-------- TEXTE À ANALYSER --------
Intervention de M. Philippe Lalliot, Ambassadeur de la France auprès de l’UNESCO lors de la neuvième session du Comité pour la protection et la promotion de la diversité des expressions culturelles - 15 décembre 2015

Je tiens avant tout à saluer le Secrétariat pour le document de travail qu’il nous propose qui est d’une grande qualité.

Il nous faut effectivement être ambitieux. Le numérique est un nouveau monde et ce n’est pas encore le meilleur des mondes. Il nous appartient de le façonner à l’aune de nos valeurs, celle fondatrices de l’UNESCO : la liberté d’expression, le respect de l’autre, l’égalité des cultures mais aussi le rôle de la culture pour le développement humain et sociétal, la coopération internationale, le droit pour chacun d’être justement rémunéré pour son travail.

Ces valeurs ne sont pas nouvelles. Ce sont celles qui sont à l’origine de la convention de 2005.

En déclinant à travers des directives opérationnelles la convention de 2005 à l’ère du numérique nous n’ajoutons rien à la convention. Nous aidons à la mettre pleinement en œuvre dans le monde qui est le nôtre. Nous ne créons pas de droit, nous proposons des actions. Nous continuons donc un combat entrepris il y a dix ans et qui a permis une prise de conscience sans précédent, partout dans le monde, de l’apport humain, économique et social de la culture et surtout de la diversité culturelle. Ce combat doit être poursuivi.

Il nous faut donc redire :
-  que la convention de 2005 est d’application dans l’environnement numérique, c’est le principe de neutralité technologique ;
-  que les biens et services culturels numériques comme les biens et services culturels physiques sont beaucoup plus que des produits d’échanges commerciaux ;
-  que les États ont le droit à réguler dans l’espace numérique pour protéger leur culture, faciliter l’accès à d’autres expressions culturelles, encourager la création, permettre aux artistes une juste rémunération ;
-  que la création doit être libre dans le respect des droits de l’Homme.
--------
CONSIGNES:
- a) Traduisez en anglais cette phrase du discours sur la diversité culturelle : « Le numérique est un nouveau monde et ce n'est pas encore le meilleur des mondes. »
- b) Poursuivez le discours sur la diversité culturelle après sa dernière phrase.
Les items n'ont aucun rapport avec le discours sur la diversité culturelle.
-------- DONNÉES BRUTES --------
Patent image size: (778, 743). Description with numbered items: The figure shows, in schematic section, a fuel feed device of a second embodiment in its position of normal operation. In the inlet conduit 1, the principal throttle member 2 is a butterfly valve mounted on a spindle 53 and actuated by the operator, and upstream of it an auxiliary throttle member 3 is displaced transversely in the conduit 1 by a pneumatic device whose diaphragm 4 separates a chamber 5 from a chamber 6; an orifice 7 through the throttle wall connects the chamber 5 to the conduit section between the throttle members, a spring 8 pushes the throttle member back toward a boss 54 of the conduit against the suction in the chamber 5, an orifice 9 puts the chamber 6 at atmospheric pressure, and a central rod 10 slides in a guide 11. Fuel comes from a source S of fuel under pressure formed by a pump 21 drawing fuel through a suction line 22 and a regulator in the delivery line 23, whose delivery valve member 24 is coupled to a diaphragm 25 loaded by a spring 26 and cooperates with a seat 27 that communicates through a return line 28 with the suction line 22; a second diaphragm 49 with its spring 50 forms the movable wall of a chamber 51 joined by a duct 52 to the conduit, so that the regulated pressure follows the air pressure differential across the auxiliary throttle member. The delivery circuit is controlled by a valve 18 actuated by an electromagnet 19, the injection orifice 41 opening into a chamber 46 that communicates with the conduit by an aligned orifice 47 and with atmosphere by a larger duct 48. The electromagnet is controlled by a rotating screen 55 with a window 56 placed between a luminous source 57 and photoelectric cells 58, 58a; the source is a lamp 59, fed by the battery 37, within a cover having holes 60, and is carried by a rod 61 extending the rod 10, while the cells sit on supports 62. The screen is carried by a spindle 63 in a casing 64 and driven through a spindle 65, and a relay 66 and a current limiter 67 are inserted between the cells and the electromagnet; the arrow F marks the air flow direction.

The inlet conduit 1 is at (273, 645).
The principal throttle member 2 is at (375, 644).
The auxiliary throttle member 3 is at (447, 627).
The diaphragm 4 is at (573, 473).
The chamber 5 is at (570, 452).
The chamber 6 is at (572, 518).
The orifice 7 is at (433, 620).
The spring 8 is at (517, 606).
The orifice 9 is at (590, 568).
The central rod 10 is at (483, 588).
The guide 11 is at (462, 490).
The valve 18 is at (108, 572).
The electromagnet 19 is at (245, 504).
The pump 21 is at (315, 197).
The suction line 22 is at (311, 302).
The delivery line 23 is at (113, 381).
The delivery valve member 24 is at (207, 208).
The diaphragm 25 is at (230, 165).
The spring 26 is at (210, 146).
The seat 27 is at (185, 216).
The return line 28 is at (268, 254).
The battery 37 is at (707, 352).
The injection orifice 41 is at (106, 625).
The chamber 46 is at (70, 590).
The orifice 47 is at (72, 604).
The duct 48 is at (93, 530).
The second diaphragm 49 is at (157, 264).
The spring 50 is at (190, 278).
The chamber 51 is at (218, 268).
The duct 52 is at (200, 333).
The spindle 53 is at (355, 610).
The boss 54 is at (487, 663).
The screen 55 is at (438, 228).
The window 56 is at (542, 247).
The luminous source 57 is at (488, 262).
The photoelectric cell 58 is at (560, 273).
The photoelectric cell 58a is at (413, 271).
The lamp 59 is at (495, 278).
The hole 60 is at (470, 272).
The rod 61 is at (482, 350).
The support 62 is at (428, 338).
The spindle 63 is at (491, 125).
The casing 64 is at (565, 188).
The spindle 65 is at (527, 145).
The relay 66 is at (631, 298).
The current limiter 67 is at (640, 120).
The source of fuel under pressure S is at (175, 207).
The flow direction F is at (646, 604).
--------
RÉPONSES PAR TÂCHE:
- a) The digital world is a new world, and it is not yet the best of worlds.

- b)
Il nous faut ajuster nos outils à la nouvelle donne numérique, notamment en encadrant mieux l’activité des acteurs de l’internet afin de préserver la diversité des contenus :
- en soutenant la présence des acteurs culturels locaux sur les réseaux,
- en défendant le droit des auteurs,
- en imposant les principes de la Convention dans les négociations commerciales.

Les technologies numériques ont transformé l’accès à la culture, et elles offrent aussi d’extraordinaires possibilités d’enrichissement de la diversité des expressions culturelles. Elles permettent ainsi à un nombre croissant de cultures de circuler plus librement et d’être accessibles à un large public, tout en renouvelant les modes de création et de consommation.

L’UNESCO doit donc réaffirmer l’obligation de coopération internationale afin de soutenir l’émergence d’un sud numérique dans le respect de son propre modèle de développement.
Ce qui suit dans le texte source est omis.